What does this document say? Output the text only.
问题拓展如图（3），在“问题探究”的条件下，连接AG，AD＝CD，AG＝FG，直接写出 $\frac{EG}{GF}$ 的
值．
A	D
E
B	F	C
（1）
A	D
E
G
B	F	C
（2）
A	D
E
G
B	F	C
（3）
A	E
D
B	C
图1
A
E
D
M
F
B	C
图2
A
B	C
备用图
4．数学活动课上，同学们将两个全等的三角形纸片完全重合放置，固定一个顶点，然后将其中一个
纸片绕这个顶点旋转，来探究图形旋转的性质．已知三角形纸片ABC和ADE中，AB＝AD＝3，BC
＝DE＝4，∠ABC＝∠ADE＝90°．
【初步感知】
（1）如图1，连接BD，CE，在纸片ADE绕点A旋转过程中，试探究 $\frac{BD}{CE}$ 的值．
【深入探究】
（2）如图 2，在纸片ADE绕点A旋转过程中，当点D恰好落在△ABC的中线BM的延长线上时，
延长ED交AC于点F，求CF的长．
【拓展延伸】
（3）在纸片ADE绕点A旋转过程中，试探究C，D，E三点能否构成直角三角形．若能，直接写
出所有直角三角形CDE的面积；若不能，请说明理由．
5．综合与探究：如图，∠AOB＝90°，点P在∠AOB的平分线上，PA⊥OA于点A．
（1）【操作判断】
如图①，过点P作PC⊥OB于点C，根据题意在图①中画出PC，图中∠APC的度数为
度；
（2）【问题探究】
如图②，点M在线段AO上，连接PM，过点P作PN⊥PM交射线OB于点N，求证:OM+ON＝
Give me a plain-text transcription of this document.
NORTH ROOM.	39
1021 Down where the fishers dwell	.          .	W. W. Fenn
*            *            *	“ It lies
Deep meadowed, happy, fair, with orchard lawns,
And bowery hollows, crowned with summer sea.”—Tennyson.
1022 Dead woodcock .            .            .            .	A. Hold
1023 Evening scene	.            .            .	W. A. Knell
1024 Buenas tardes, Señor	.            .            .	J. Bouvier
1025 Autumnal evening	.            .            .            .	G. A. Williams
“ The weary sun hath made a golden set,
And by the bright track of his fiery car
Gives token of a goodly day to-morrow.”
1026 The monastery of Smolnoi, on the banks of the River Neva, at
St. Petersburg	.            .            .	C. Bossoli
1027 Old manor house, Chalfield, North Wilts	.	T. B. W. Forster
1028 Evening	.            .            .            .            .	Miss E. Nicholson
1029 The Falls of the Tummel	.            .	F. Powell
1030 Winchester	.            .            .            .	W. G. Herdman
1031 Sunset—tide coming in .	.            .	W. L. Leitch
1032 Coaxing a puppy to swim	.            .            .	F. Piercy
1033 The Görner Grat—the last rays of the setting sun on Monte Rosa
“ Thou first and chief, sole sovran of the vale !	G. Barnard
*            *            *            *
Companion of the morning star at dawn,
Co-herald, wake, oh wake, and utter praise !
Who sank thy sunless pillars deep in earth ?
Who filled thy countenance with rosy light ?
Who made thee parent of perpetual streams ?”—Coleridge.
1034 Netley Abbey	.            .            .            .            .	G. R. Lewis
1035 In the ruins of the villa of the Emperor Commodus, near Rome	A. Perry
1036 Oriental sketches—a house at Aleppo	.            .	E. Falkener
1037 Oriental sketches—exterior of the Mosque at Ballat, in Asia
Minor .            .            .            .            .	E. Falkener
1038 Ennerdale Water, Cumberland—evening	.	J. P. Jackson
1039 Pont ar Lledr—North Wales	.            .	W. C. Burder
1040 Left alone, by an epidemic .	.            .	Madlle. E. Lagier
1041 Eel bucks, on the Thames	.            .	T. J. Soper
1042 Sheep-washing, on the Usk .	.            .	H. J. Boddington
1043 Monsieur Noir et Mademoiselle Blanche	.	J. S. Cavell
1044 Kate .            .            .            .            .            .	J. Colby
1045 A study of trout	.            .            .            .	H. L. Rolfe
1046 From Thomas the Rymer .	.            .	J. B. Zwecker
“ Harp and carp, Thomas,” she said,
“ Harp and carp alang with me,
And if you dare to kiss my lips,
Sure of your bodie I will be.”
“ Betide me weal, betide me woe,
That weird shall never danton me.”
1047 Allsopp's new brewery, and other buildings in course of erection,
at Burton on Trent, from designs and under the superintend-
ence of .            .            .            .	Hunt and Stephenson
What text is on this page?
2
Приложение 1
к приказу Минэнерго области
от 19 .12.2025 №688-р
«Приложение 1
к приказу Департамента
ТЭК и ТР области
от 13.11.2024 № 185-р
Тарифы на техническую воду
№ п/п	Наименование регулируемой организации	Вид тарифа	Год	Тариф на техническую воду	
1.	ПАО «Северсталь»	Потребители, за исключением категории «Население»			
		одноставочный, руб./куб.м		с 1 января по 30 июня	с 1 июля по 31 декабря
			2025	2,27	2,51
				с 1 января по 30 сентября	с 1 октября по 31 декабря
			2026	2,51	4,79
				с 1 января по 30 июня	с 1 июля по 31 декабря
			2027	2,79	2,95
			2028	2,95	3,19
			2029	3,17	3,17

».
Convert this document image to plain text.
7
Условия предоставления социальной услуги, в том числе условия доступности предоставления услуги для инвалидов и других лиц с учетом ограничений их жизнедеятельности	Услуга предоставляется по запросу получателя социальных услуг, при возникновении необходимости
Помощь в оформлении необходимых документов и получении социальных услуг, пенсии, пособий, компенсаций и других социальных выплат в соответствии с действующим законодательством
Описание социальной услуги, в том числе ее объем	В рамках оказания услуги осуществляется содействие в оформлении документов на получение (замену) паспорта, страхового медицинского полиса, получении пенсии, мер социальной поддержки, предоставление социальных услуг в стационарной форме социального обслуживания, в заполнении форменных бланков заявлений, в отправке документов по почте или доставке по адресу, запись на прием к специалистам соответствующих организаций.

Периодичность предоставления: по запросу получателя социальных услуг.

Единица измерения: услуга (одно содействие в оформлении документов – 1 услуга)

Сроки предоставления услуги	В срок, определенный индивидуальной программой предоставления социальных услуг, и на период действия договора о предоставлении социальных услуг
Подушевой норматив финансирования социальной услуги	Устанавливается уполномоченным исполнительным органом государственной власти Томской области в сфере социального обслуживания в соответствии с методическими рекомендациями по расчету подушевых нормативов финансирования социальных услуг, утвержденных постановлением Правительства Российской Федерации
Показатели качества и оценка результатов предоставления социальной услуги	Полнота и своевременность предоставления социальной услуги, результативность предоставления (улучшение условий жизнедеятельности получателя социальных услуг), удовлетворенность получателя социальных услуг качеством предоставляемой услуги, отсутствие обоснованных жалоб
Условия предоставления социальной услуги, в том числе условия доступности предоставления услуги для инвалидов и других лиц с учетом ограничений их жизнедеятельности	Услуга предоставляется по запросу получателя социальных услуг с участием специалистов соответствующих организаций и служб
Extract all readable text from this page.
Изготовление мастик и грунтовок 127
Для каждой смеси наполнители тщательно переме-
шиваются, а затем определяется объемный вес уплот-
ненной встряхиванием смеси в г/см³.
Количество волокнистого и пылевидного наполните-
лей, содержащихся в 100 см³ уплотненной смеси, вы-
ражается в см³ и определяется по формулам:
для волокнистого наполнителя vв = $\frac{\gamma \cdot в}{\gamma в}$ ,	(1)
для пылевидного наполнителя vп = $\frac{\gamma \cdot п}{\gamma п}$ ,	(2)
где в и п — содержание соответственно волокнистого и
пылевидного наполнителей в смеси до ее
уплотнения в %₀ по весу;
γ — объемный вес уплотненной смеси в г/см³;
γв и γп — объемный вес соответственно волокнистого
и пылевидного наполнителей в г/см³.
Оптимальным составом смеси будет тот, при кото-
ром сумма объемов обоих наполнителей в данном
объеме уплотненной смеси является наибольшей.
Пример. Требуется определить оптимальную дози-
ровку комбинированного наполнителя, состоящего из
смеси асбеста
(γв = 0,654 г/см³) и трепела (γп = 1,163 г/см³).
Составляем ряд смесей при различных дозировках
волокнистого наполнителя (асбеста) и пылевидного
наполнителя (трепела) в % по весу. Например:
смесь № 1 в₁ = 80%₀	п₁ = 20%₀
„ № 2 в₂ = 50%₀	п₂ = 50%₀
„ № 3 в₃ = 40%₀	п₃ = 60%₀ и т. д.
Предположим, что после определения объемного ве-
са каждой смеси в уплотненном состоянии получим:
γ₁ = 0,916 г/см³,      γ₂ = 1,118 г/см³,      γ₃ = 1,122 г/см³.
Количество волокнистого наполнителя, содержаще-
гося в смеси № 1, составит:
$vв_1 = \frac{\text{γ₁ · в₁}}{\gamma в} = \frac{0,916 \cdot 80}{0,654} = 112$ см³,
================
Directions: Reproduce each line holding the word "house".

Result:
1027 Old manor house, Chalfield, North Wilts	.	T. B. W. Forster
1036 Oriental sketches—a house at Aleppo	.            .	E. Falkener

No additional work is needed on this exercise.